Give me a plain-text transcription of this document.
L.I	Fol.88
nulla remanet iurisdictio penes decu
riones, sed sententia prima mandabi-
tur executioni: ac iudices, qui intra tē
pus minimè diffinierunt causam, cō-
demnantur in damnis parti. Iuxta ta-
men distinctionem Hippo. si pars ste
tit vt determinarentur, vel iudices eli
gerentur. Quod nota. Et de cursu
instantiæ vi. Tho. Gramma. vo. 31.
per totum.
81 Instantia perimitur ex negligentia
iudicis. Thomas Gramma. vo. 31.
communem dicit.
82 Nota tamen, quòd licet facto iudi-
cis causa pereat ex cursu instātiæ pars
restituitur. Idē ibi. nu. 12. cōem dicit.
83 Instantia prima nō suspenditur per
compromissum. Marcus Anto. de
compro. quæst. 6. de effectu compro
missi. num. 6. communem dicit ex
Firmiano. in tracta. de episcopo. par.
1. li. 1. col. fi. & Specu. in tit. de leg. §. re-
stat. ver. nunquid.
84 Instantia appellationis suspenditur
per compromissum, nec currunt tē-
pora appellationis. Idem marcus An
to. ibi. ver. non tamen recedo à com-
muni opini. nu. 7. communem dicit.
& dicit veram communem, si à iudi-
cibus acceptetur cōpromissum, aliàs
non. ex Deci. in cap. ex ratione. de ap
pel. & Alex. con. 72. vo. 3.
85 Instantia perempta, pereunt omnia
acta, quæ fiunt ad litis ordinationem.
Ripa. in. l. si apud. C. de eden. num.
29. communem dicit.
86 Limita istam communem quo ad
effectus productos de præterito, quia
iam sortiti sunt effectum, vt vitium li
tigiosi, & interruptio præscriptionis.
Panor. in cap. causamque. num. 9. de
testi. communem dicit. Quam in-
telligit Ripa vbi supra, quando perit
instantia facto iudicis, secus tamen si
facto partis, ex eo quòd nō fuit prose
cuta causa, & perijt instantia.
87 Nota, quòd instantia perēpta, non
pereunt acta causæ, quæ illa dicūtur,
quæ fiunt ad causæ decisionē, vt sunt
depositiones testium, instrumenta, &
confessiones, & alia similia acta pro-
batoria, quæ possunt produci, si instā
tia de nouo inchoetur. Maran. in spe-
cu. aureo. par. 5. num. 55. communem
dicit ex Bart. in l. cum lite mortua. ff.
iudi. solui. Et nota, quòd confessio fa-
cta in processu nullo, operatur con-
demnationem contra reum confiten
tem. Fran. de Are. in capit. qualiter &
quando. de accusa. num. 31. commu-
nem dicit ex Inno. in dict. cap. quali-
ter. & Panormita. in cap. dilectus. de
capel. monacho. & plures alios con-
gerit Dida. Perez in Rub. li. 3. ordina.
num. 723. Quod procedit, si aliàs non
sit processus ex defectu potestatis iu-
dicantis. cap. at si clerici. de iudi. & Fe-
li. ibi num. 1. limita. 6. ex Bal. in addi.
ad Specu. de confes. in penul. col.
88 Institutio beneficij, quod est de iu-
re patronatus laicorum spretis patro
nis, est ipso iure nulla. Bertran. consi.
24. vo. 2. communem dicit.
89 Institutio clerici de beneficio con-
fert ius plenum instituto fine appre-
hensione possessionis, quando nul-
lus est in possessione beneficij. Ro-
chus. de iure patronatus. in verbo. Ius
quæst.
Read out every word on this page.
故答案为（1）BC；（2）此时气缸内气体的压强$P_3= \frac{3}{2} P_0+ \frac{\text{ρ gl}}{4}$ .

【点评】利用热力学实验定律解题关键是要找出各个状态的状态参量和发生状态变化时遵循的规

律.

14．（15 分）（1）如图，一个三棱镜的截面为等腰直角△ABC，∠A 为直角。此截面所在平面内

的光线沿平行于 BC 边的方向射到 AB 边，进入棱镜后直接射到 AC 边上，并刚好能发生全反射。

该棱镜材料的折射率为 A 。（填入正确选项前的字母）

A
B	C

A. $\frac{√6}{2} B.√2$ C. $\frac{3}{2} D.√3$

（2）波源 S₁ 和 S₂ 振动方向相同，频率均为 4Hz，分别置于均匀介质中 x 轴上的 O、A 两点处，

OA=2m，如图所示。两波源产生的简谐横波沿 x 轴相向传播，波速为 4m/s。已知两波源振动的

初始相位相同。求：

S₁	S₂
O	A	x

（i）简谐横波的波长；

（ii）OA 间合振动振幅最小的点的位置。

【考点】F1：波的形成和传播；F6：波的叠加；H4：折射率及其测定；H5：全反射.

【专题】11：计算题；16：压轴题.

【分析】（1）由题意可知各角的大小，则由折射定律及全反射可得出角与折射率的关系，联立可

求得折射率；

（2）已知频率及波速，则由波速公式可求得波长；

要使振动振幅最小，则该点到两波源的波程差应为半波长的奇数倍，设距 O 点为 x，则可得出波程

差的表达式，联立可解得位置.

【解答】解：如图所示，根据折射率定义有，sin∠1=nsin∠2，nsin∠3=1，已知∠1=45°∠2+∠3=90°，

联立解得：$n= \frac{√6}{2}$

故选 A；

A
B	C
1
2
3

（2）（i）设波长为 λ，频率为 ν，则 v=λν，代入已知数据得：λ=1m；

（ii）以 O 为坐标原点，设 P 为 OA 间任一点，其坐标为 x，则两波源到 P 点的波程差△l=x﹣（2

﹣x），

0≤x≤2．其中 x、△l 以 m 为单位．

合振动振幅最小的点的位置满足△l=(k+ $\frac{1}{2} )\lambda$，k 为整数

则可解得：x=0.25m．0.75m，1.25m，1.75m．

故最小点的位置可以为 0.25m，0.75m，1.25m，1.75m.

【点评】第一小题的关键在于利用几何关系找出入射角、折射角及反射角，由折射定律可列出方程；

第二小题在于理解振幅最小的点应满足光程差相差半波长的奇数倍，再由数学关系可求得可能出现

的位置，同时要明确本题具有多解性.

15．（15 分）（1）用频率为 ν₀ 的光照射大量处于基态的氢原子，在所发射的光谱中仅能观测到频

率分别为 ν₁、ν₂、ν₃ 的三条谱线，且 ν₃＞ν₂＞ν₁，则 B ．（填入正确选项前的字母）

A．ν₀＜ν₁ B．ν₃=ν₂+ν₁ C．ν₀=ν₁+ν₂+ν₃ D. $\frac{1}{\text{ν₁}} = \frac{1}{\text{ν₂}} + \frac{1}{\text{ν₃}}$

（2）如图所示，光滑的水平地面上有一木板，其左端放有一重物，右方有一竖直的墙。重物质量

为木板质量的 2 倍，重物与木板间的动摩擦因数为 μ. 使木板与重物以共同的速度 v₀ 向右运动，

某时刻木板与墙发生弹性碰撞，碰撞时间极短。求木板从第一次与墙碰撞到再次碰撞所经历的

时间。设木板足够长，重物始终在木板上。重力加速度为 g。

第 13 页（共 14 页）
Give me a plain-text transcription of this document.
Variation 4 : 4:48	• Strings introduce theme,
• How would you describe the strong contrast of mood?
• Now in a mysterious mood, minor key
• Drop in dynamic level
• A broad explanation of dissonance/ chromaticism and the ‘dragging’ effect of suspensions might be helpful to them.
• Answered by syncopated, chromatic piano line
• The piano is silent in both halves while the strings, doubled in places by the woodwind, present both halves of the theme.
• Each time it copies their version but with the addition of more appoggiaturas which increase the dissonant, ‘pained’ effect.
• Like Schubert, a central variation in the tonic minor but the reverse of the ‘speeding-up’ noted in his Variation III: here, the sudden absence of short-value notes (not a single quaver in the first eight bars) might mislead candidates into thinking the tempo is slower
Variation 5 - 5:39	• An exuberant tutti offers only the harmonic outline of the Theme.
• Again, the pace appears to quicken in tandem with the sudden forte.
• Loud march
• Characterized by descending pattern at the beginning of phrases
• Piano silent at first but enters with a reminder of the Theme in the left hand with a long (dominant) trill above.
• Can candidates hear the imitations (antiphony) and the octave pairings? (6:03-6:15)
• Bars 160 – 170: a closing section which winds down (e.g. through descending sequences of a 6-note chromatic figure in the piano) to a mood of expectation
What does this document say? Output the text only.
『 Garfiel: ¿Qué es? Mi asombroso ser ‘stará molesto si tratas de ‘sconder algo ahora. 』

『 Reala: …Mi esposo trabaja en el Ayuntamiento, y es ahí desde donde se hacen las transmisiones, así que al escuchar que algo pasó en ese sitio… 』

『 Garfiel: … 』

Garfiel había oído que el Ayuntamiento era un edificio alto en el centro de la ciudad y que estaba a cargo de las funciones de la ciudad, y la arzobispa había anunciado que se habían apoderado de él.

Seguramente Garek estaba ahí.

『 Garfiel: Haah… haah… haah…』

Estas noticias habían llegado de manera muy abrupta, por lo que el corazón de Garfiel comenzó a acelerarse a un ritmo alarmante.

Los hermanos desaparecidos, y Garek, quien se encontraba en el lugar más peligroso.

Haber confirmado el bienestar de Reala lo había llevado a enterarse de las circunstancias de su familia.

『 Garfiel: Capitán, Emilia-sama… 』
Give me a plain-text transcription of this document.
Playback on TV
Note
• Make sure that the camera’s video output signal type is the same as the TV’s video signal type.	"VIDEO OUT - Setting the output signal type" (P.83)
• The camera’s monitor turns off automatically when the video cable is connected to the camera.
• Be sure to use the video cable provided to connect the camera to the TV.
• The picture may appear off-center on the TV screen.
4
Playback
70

_ _ _ _ _ _ _

*Goal:*
Return every line above that contains the word "habían".

*Answer to this task:*
Garfiel había oído que el Ayuntamiento era un edificio alto en el centro de la ciudad y que estaba a cargo de las funciones de la ciudad, y la arzobispa había anunciado que se habían apoderado de él.
Estas noticias habían llegado de manera muy abrupta, por lo que el corazón de Garfiel comenzó a acelerarse a un ritmo alarmante.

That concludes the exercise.